Retype all material exactly. Pictures stay out of the copy.

— Begin Data listing —

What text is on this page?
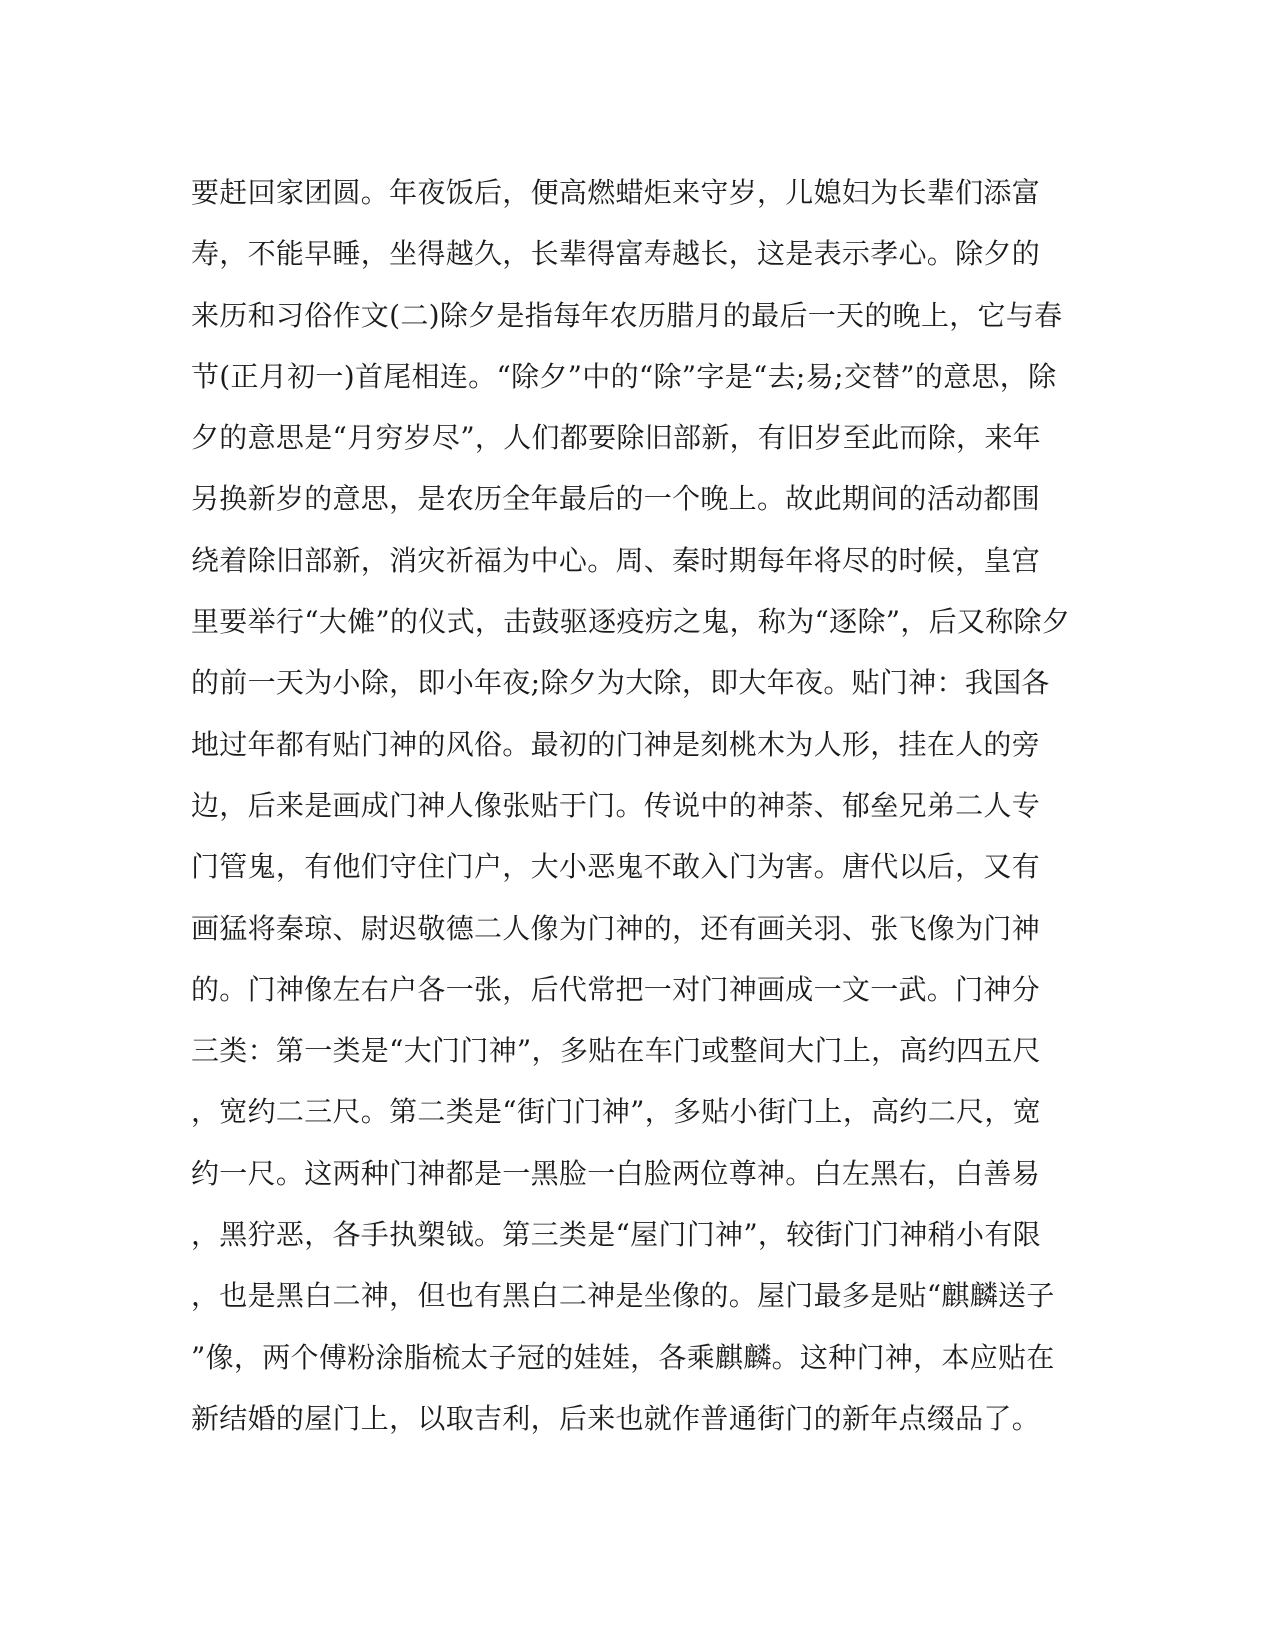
要赶回家团圆。年夜饭后，便高燃蜡炬来守岁，儿媳妇为长辈们添富
寿，不能早睡，坐得越久，长辈得富寿越长，这是表示孝心。除夕的
来历和习俗作文(二)除夕是指每年农历腊月的最后一天的晚上，它与春
节(正月初一)首尾相连。“除夕”中的“除”字是“去;易;交替”的意思，除
夕的意思是“月穷岁尽”，人们都要除旧部新，有旧岁至此而除，来年
另换新岁的意思，是农历全年最后的一个晚上。故此期间的活动都围
绕着除旧部新，消灾祈福为中心。周、秦时期每年将尽的时候，皇宫
里要举行“大傩”的仪式，击鼓驱逐疫疠之鬼，称为“逐除”，后又称除夕
的前一天为小除，即小年夜;除夕为大除，即大年夜。贴门神：我国各
地过年都有贴门神的风俗。最初的门神是刻桃木为人形，挂在人的旁
边，后来是画成门神人像张贴于门。传说中的神荼、郁垒兄弟二人专
门管鬼，有他们守住门户，大小恶鬼不敢入门为害。唐代以后，又有
画猛将秦琼、尉迟敬德二人像为门神的，还有画关羽、张飞像为门神
的。门神像左右户各一张，后代常把一对门神画成一文一武。门神分
三类：第一类是“大门门神”，多贴在车门或整间大门上，高约四五尺
，宽约二三尺。第二类是“街门门神”，多贴小街门上，高约二尺，宽
约一尺。这两种门神都是一黑脸一白脸两位尊神。白左黑右，白善易
，黑狞恶，各手执槊钺。第三类是“屋门门神”，较街门门神稍小有限
，也是黑白二神，但也有黑白二神是坐像的。屋门最多是贴“麒麟送子
”像，两个傅粉涂脂梳太子冠的娃娃，各乘麒麟。这种门神，本应贴在
新结婚的屋门上，以取吉利，后来也就作普通街门的新年点缀品了。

— End Data listing —

■ **Solution to this exercise**
What text is on this page?
要赶回家团圆。年夜饭后，便高燃蜡炬来守岁，儿媳妇为长辈们添富
寿，不能早睡，坐得越久，长辈得富寿越长，这是表示孝心。除夕的
来历和习俗作文(二)除夕是指每年农历腊月的最后一天的晚上，它与春
节(正月初一)首尾相连。“除夕”中的“除”字是“去;易;交替”的意思，除
夕的意思是“月穷岁尽”，人们都要除旧部新，有旧岁至此而除，来年
另换新岁的意思，是农历全年最后的一个晚上。故此期间的活动都围
绕着除旧部新，消灾祈福为中心。周、秦时期每年将尽的时候，皇宫
里要举行“大傩”的仪式，击鼓驱逐疫疠之鬼，称为“逐除”，后又称除夕
的前一天为小除，即小年夜;除夕为大除，即大年夜。贴门神：我国各
地过年都有贴门神的风俗。最初的门神是刻桃木为人形，挂在人的旁
边，后来是画成门神人像张贴于门。传说中的神荼、郁垒兄弟二人专
门管鬼，有他们守住门户，大小恶鬼不敢入门为害。唐代以后，又有
画猛将秦琼、尉迟敬德二人像为门神的，还有画关羽、张飞像为门神
的。门神像左右户各一张，后代常把一对门神画成一文一武。门神分
三类：第一类是“大门门神”，多贴在车门或整间大门上，高约四五尺
，宽约二三尺。第二类是“街门门神”，多贴小街门上，高约二尺，宽
约一尺。这两种门神都是一黑脸一白脸两位尊神。白左黑右，白善易
，黑狞恶，各手执槊钺。第三类是“屋门门神”，较街门门神稍小有限
，也是黑白二神，但也有黑白二神是坐像的。屋门最多是贴“麒麟送子
”像，两个傅粉涂脂梳太子冠的娃娃，各乘麒麟。这种门神，本应贴在
新结婚的屋门上，以取吉利，后来也就作普通街门的新年点缀品了。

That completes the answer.